▸ **SET PROBLEM**
What follows is a set of records, each of which is to be written out exactly.
═══ DATA SECTION
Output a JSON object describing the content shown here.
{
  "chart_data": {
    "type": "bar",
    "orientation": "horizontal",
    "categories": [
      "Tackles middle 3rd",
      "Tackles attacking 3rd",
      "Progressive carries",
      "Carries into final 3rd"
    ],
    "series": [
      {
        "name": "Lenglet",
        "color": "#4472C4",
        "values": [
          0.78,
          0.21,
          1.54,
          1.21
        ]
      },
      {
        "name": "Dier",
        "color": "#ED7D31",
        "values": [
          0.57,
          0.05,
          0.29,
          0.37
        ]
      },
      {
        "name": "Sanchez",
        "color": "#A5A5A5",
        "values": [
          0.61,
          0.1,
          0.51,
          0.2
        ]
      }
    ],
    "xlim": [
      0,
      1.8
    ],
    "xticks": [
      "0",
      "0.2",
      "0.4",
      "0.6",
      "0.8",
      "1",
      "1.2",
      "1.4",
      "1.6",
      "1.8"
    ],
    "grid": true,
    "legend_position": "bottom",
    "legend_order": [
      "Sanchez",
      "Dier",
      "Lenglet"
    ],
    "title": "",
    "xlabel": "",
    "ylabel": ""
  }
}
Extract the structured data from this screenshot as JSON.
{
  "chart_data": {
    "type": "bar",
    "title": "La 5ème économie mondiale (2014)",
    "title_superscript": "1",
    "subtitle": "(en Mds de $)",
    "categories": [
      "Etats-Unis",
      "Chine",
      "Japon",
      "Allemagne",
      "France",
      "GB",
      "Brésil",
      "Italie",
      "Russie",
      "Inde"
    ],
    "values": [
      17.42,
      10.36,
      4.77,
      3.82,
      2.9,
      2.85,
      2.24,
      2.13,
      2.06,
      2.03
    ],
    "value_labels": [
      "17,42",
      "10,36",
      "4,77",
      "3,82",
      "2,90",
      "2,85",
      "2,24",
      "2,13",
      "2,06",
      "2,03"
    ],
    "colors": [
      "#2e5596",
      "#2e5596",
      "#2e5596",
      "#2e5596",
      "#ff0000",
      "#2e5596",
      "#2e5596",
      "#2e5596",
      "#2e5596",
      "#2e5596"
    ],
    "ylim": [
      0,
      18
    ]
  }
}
══════
▸ **EXERCISE SOLUTION**
Output a JSON object describing the content shown here.
{
  "chart_data": {
    "type": "bar",
    "orientation": "horizontal",
    "categories": [
      "Tackles middle 3rd",
      "Tackles attacking 3rd",
      "Progressive carries",
      "Carries into final 3rd"
    ],
    "series": [
      {
        "name": "Lenglet",
        "color": "#4472C4",
        "values": [
          0.78,
          0.21,
          1.54,
          1.21
        ]
      },
      {
        "name": "Dier",
        "color": "#ED7D31",
        "values": [
          0.57,
          0.05,
          0.29,
          0.37
        ]
      },
      {
        "name": "Sanchez",
        "color": "#A5A5A5",
        "values": [
          0.61,
          0.1,
          0.51,
          0.2
        ]
      }
    ],
    "xlim": [
      0,
      1.8
    ],
    "xticks": [
      "0",
      "0.2",
      "0.4",
      "0.6",
      "0.8",
      "1",
      "1.2",
      "1.4",
      "1.6",
      "1.8"
    ],
    "grid": true,
    "legend_position": "bottom",
    "legend_order": [
      "Sanchez",
      "Dier",
      "Lenglet"
    ],
    "title": "",
    "xlabel": "",
    "ylabel": ""
  }
}
Extract the structured data from this screenshot as JSON.
{
  "chart_data": {
    "type": "bar",
    "title": "La 5ème économie mondiale (2014)",
    "title_superscript": "1",
    "subtitle": "(en Mds de $)",
    "categories": [
      "Etats-Unis",
      "Chine",
      "Japon",
      "Allemagne",
      "France",
      "GB",
      "Brésil",
      "Italie",
      "Russie",
      "Inde"
    ],
    "values": [
      17.42,
      10.36,
      4.77,
      3.82,
      2.9,
      2.85,
      2.24,
      2.13,
      2.06,
      2.03
    ],
    "value_labels": [
      "17,42",
      "10,36",
      "4,77",
      "3,82",
      "2,90",
      "2,85",
      "2,24",
      "2,13",
      "2,06",
      "2,03"
    ],
    "colors": [
      "#2e5596",
      "#2e5596",
      "#2e5596",
      "#2e5596",
      "#ff0000",
      "#2e5596",
      "#2e5596",
      "#2e5596",
      "#2e5596",
      "#2e5596"
    ],
    "ylim": [
      0,
      18
    ]
  }
}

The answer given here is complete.